Entries taken from a collection
"""

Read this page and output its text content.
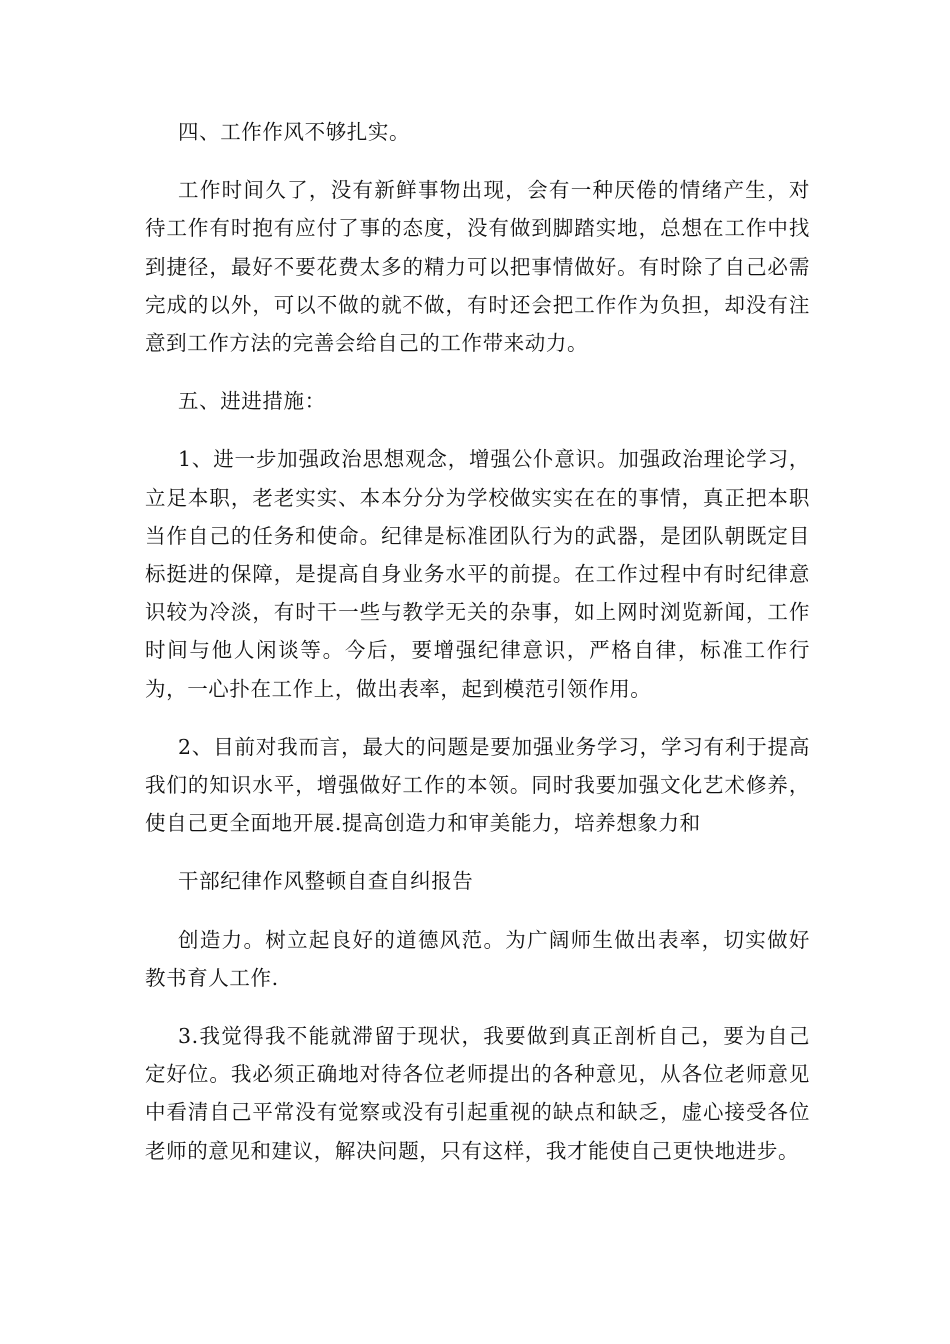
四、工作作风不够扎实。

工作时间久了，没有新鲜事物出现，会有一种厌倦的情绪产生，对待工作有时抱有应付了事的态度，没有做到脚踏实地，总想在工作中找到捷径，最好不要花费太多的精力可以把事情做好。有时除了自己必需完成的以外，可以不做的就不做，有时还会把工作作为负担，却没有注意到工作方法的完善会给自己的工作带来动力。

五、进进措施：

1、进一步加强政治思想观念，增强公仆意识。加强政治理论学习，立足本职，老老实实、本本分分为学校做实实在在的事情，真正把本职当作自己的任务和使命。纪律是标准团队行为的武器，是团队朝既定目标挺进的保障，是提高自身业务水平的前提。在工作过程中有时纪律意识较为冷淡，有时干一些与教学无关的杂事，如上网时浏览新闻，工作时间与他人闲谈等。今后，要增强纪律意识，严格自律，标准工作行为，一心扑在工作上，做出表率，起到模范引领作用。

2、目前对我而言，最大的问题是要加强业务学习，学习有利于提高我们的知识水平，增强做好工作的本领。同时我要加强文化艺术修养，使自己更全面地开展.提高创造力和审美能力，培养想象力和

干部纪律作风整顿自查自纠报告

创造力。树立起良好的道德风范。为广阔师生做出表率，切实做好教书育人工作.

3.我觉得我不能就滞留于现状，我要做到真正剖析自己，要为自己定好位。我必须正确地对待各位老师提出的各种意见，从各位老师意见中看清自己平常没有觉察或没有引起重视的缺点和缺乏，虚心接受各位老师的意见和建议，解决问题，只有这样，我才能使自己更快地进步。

"""
"""

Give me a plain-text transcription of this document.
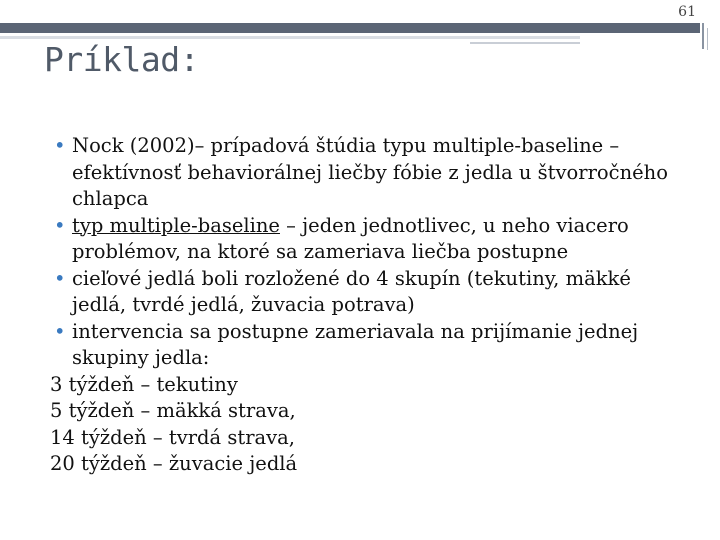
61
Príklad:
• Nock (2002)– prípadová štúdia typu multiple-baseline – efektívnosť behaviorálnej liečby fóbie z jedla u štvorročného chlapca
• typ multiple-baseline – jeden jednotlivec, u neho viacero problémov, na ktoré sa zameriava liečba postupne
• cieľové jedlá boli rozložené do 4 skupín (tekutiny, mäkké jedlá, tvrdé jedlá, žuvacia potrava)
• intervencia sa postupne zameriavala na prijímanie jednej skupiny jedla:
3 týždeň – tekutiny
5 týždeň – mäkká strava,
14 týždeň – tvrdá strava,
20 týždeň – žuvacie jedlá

"""

## [Written exercise]
Pick each line holding the word "jedlá" out of the data and copy it.

## [Complete answer]
• cieľové jedlá boli rozložené do 4 skupín (tekutiny, mäkké jedlá, tvrdé jedlá, žuvacia potrava)
20 týždeň – žuvacie jedlá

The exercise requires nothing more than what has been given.